Aim of the task - Continue the news excerpt on Labour's stance toward Philip Hammond's Budget tax cuts, starting after its last sentence.
===== Text excerpt =====
Yvette Cooper, Andy Burnham, David Lammy and Lisa Nandy have all demanded the shadow chancellor oppose Philip Hammond’s Budget measures.

The Resolution Foundation think-tank said this morning the tax cutting measures taken by the chancellor would “overwhelmingly benefit the rich”.

And the Institute for Fiscal Studies added the personal tax and benefit reforms introduced by the Conservatives since 2015 have “hit the poorest the hardest”.

But McDonnell said while he did “completely understand” criticism from within his party he did not want to “take money out of people’s pockets”.

“We’re not going to take funding away from people. Some of these are middle earners, we’re talking about head teachers and people like that who have had a rough time as well as everyone else,” he told journalists on Tuesday afternoon.

He had earlier told the BBC: “We will support the tax cuts at the moment on the basis that it will inject some demand into the economy.”

In his Budget on Monday, Hammond brought forward by a year a Tory manifesto pledge to raise to £50,000 the threshold at which people pay the higher tax rate of 40%.
===== Information given =====
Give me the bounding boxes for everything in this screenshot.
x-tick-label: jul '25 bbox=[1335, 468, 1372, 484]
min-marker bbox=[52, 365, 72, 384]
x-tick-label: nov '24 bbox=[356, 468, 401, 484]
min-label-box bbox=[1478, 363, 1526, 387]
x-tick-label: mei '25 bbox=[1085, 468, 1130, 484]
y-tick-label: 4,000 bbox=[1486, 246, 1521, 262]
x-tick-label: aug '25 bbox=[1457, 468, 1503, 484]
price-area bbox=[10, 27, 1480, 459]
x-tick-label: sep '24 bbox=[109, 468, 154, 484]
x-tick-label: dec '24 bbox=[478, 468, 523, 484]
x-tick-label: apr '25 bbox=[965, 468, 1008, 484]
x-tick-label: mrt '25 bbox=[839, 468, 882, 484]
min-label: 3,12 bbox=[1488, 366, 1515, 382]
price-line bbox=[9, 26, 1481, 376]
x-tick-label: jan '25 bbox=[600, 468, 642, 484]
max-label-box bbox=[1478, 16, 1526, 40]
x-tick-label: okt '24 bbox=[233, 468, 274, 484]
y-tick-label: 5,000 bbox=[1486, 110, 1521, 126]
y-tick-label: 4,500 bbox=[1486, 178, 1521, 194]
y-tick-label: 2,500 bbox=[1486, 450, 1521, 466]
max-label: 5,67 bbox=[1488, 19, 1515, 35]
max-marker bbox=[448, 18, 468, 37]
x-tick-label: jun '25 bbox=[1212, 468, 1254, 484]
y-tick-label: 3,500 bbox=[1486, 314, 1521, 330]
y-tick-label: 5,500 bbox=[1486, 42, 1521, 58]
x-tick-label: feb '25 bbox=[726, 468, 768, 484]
=====
Written response -
He also increased in the personal allowance - the amount on which people pay no tax at all - from £11,850 to £12,500.

Budget documents show that “a higher rate taxpayer will have an average real gain of £387” – nearly six times a much as someone on low wages.

At a loss to understand why we are doing this. https://t.co/cFVGuGOpem

— Andy Burnham (@AndyBurnhamGM) October 30, 2018

People on £90-100k a yr will get tax cut worth £860 in April, those on £125k will get £600 - far more than low paid workers, at a time when child poverty going up, benefits being cut, vital council services being cut, police badly overstretched. This is wrong. I cannot support it pic.twitter.com/DQEjiLJEA2

— Yvette Cooper (@YvetteCooperMP) October 30, 2018

We should not be supporting tax cuts that disproportionately help the wealthy. Tory cuts will benefit rich families 14 times more than the poor according to @resfoundation analysis. https://t.co/9eOsri6wvy

— David Lammy (@DavidLammy) October 30, 2018

Almost 90% of income tax cuts in this rotten budget will benefit the top half of earners. A massive 45% will go to the top 10%. The scale of poverty in this country is overwhelming communities like mine. We should not support this https://t.co/JoBGOmhPJd

— Lisa Nandy (@lisanandy) October 30, 2018

Momentum, the Jeremy Corbyn supporting grassroots campaign group, this morning also attacked Hammond’s tax cuts in a tweet linked to a Guardian report on the Budget.

Exclusive: Tories favour rich in new budget... 🙄https://t.co/qREgpwOQug

— Momentum (@PeoplesMomentum) October 30, 2018

Hammond said the changes to the income tax thresholds were “right and moral” as it had been promised in the 2017 Tory manifesto.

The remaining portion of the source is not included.